• _Task objective_: Give every line of the data again, unchanged, but with no pictures.
══════
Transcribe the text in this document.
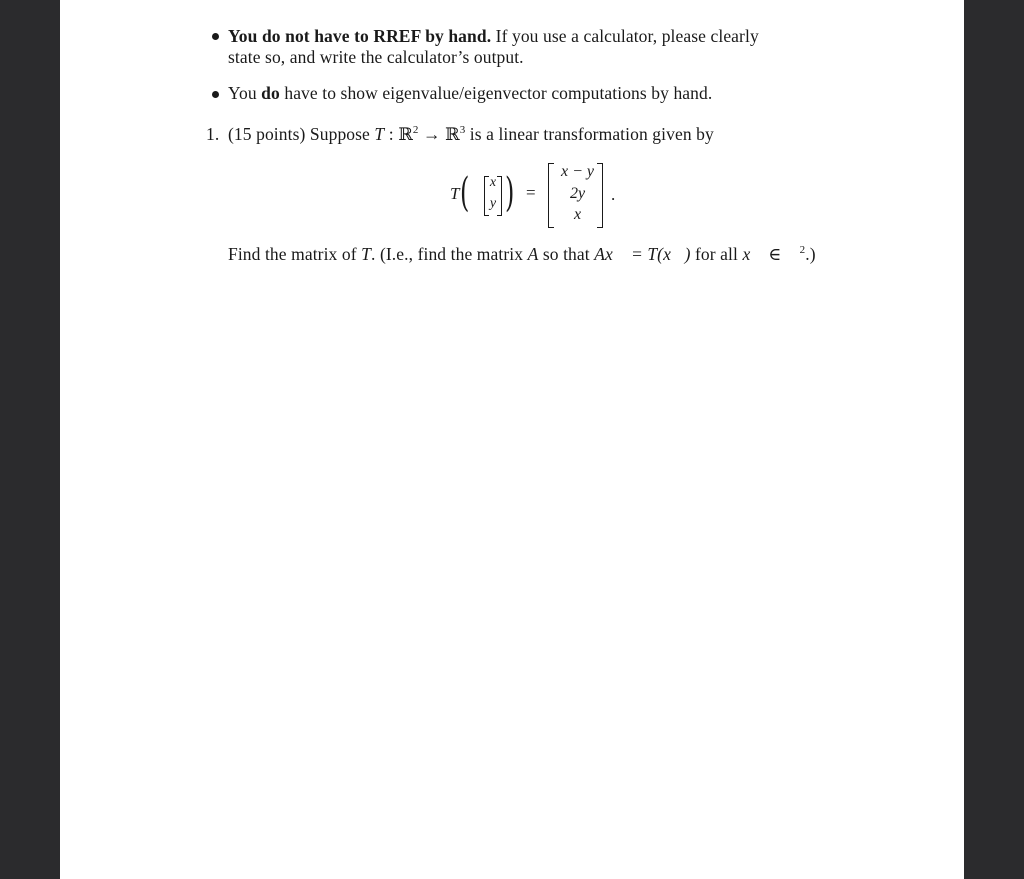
You do not have to RREF by hand. If you use a calculator, please clearly
state so, and write the calculator’s output.
You do have to show eigenvalue/eigenvector computations by hand.
1. (15 points) Suppose T : ℝ$^2$ → ℝ$^3$ is a linear transformation given by
T ( x
y ) =
x − y
2y
x
.
Find the matrix of T. (I.e., find the matrix A so that Ax⃗ = T(x⃗) for all x⃗ ∈ ℝ$^2$.)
══════
• _Answer to the problem_:
Transcribe the text in this document.
You do not have to RREF by hand. If you use a calculator, please clearly
state so, and write the calculator’s output.
You do have to show eigenvalue/eigenvector computations by hand.
1. (15 points) Suppose T : ℝ$^2$ → ℝ$^3$ is a linear transformation given by
T ( x
y ) =
x − y
2y
x
.
Find the matrix of T. (I.e., find the matrix A so that Ax⃗ = T(x⃗) for all x⃗ ∈ ℝ$^2$.)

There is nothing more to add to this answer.